• WHAT THE TASK ASKS
How many lines of the entries below include the word "this"? Answer with the number alone.

Extracted records
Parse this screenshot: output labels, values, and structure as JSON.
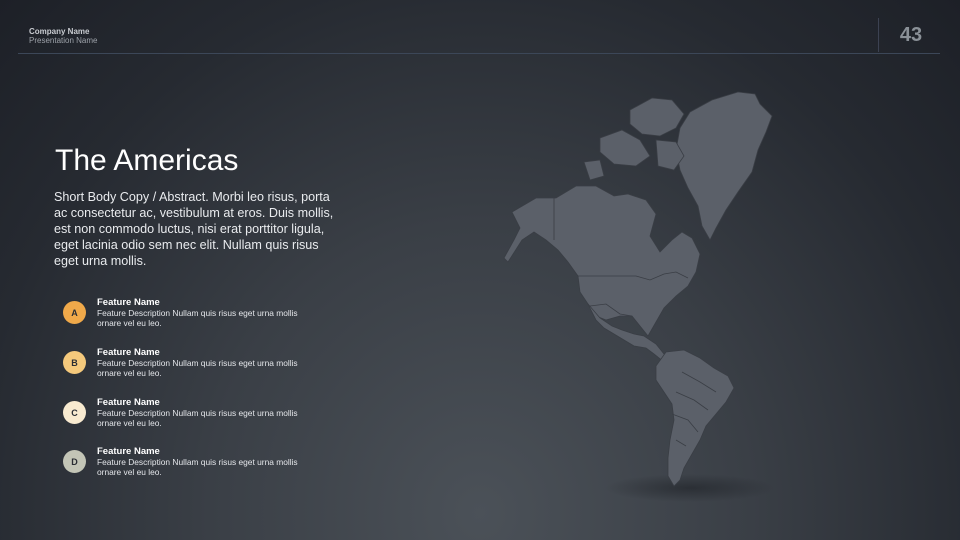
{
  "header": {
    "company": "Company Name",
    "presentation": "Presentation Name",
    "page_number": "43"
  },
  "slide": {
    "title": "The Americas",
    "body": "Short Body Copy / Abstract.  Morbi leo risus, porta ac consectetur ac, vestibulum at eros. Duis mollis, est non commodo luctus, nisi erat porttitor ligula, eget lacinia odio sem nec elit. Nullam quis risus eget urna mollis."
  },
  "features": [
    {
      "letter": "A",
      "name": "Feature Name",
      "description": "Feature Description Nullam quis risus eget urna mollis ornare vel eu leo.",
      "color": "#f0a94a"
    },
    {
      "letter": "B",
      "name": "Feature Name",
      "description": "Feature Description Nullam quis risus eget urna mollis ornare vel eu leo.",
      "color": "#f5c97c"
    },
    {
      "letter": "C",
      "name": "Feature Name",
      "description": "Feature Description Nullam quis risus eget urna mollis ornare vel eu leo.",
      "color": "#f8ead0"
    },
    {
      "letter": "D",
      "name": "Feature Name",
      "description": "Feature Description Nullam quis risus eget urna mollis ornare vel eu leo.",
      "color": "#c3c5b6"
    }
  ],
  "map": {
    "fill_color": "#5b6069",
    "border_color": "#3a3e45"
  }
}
==
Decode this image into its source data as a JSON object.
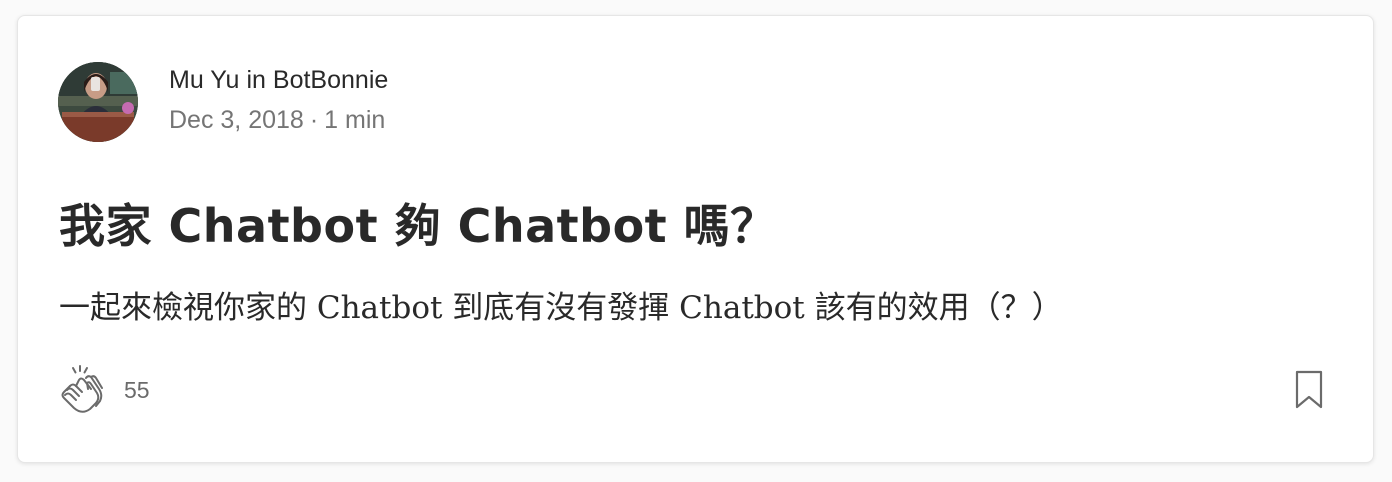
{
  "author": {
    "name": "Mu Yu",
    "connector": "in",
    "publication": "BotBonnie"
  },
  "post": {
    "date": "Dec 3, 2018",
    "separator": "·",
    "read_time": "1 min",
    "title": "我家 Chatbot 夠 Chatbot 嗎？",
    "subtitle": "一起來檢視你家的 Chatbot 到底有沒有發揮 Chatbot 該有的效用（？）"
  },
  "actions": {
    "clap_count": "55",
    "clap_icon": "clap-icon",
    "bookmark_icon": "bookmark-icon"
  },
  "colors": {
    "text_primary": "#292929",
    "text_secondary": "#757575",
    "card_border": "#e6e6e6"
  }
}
...
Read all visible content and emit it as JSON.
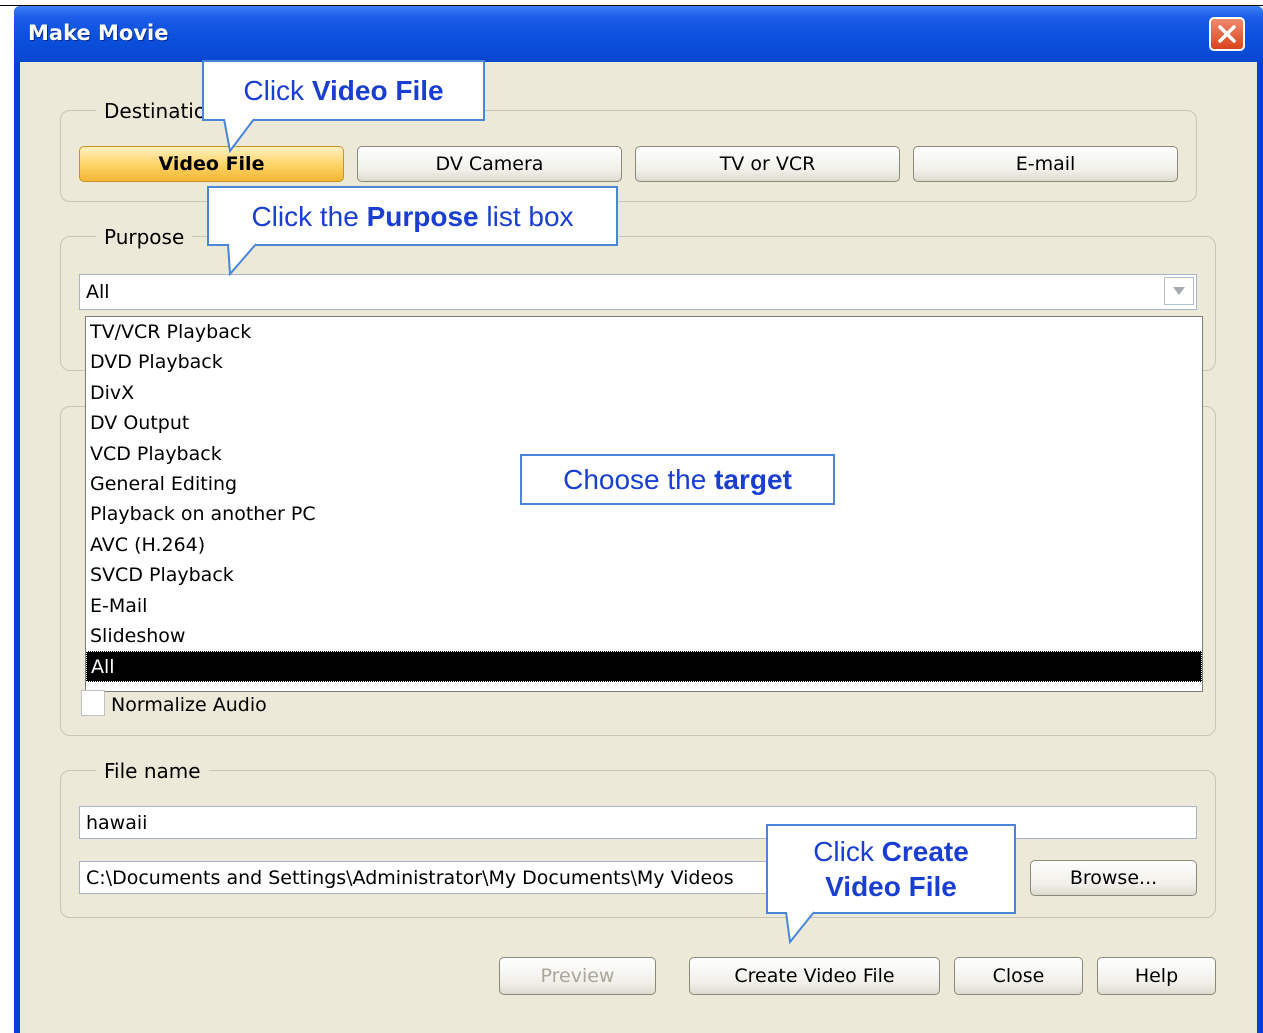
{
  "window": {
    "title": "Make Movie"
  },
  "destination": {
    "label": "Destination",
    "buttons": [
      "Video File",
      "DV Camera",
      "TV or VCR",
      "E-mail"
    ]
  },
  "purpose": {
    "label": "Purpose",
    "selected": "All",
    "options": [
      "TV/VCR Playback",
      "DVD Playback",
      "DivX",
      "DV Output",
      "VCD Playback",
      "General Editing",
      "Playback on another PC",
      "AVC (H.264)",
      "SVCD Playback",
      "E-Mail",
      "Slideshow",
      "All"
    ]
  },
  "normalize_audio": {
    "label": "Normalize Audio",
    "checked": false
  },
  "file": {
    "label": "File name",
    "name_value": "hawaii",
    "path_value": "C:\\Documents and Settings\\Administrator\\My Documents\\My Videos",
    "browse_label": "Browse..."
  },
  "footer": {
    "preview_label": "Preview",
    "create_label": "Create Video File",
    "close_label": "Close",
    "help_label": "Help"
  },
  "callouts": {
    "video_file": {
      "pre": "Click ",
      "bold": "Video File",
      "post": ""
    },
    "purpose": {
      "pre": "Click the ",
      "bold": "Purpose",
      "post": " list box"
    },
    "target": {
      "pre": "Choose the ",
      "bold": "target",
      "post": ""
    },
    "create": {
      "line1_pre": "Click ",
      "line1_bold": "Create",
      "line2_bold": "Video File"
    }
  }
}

• COMPLETE OUTPUT
2